### Request
Tally the lines holding the string "hablando" and reply with that number alone.

★ ★ ★ ★

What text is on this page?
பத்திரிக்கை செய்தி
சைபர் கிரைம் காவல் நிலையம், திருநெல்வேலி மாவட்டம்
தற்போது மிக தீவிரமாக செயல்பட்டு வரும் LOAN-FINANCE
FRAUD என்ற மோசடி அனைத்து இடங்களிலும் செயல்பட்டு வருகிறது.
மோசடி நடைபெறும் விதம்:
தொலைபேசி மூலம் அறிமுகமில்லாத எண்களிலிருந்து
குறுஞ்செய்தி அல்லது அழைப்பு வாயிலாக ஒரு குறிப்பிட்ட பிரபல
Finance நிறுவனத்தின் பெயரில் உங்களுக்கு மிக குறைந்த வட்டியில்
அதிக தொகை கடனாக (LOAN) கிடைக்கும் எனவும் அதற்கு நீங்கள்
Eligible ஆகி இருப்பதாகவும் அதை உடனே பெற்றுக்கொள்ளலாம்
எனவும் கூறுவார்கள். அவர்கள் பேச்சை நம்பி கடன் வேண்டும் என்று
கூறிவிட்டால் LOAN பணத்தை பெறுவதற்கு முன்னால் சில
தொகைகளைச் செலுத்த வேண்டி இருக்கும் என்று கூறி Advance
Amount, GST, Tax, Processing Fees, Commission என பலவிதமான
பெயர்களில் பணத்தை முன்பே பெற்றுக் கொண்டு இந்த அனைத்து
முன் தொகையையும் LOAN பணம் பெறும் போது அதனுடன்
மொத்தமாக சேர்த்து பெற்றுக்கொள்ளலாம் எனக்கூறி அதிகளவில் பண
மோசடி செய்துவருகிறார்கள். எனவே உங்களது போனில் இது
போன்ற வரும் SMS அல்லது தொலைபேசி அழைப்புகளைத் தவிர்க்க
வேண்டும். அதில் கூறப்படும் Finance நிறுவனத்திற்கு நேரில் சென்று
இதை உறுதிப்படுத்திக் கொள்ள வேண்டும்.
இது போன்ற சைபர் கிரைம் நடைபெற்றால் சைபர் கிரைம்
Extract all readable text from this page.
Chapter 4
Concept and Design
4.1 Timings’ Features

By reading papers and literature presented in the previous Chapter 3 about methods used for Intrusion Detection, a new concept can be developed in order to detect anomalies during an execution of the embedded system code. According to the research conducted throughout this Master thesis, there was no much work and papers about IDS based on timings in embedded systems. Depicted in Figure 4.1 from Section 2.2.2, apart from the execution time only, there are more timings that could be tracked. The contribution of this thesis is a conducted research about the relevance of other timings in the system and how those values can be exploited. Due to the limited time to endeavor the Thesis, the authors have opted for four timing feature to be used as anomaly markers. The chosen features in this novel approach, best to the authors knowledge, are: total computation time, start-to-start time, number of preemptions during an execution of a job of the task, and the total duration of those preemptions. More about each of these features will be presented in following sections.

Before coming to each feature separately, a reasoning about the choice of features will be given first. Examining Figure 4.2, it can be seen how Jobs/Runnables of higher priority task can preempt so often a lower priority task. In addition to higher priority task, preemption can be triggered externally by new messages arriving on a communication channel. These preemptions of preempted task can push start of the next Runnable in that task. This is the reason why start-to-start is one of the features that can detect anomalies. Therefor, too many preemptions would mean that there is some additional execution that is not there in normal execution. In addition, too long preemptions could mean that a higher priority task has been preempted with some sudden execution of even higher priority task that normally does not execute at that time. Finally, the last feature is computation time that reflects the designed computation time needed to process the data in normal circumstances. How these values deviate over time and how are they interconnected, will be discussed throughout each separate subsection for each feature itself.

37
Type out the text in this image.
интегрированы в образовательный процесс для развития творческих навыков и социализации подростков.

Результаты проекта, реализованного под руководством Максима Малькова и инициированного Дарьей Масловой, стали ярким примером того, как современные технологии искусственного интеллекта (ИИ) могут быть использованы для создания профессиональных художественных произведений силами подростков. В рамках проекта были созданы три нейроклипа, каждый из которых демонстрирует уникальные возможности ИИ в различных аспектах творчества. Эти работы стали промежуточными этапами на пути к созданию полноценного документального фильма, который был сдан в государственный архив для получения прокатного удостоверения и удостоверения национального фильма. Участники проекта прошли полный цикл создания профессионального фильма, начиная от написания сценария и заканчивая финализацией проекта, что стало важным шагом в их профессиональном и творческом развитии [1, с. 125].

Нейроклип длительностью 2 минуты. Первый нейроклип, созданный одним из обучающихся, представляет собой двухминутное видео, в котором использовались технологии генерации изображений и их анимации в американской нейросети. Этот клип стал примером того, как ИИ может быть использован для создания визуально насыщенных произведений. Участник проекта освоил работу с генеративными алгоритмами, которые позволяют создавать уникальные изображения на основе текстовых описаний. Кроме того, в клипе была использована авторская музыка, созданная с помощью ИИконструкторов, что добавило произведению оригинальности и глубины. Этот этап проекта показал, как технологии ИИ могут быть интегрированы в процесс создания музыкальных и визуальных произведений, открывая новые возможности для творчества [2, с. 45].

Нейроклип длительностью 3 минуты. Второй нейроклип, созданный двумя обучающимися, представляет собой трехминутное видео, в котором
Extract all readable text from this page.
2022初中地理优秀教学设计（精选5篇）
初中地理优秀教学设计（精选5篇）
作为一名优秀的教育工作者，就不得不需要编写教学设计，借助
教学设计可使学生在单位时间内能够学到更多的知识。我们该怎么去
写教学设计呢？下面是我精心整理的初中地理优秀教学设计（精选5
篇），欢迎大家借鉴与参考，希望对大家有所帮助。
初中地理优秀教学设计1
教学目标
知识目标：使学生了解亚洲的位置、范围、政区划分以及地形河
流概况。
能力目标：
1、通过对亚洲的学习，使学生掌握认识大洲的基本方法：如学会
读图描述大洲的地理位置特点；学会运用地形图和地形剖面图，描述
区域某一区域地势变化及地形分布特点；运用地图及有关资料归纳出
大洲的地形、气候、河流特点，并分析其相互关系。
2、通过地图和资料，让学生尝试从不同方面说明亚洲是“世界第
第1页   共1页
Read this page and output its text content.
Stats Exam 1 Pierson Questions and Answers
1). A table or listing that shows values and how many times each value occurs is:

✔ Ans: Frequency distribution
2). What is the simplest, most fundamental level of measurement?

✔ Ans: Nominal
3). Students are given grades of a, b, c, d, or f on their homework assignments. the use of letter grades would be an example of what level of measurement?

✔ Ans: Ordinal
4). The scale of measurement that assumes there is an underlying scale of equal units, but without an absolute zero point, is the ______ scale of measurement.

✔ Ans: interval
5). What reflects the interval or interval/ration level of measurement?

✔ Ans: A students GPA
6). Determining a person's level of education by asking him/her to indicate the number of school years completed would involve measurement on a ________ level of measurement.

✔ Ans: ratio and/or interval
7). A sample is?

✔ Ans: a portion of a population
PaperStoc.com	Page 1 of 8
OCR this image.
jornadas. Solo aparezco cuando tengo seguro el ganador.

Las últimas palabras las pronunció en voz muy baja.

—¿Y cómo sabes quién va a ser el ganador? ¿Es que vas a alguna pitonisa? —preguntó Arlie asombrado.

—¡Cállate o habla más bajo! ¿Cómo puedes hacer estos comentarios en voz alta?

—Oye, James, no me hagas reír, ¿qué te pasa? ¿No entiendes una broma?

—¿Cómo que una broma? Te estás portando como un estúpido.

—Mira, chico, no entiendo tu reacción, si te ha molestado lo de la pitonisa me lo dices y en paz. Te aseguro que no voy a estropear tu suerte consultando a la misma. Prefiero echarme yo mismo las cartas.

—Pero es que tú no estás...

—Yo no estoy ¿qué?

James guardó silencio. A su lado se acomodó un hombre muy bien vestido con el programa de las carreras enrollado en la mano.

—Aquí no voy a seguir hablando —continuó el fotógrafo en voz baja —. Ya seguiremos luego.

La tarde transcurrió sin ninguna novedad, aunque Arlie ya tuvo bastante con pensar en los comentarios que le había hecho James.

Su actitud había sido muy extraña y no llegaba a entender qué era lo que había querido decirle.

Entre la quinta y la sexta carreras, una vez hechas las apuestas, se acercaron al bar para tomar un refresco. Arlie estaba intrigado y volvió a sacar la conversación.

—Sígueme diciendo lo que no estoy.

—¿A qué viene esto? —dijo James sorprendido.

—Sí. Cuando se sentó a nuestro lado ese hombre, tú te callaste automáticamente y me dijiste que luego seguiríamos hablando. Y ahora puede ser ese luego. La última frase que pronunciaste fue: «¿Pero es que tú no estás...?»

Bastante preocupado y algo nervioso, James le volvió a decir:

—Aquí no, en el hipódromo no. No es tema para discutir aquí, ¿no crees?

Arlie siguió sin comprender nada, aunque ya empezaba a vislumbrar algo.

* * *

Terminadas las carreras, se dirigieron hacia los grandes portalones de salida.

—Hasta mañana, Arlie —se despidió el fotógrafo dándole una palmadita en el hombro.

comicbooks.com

★ ★ ★ ★

### Task output
2